--- START OF Entries ---

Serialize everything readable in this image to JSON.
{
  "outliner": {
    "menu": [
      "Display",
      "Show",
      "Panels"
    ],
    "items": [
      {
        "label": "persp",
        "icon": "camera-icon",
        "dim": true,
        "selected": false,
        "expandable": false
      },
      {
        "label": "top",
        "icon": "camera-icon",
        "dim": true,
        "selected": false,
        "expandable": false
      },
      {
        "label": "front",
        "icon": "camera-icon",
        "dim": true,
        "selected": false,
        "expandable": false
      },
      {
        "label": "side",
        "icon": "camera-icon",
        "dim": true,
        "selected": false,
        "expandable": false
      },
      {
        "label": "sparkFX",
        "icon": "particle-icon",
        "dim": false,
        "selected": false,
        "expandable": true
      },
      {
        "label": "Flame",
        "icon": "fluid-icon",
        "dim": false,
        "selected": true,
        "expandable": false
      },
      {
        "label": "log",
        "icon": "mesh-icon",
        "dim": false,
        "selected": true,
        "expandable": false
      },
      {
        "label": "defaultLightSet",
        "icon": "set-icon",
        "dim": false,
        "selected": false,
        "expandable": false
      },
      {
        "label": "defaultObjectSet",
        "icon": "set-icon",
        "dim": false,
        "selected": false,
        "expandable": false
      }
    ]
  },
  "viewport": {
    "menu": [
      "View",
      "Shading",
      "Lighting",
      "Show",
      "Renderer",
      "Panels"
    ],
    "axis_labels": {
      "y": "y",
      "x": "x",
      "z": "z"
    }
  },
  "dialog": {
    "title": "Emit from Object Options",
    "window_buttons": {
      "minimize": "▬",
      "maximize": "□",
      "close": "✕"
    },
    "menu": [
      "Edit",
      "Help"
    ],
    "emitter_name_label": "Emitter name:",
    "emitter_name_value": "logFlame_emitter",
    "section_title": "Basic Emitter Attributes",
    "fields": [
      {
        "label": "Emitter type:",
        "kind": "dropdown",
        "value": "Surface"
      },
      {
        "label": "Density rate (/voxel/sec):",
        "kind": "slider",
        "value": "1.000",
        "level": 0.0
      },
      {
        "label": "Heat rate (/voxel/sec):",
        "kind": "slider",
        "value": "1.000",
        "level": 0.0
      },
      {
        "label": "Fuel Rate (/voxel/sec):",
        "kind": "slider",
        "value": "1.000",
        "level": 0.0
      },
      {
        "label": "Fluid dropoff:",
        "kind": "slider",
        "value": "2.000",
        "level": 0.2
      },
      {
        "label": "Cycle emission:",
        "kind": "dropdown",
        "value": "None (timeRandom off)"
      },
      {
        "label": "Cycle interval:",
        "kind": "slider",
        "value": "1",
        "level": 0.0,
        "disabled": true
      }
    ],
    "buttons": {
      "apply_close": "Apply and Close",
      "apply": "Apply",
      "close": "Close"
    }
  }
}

--- END OF Entries ---

Show all lines in the entries above where the word "Apply" appears.

      "apply_close": "Apply and Close",
      "apply": "Apply",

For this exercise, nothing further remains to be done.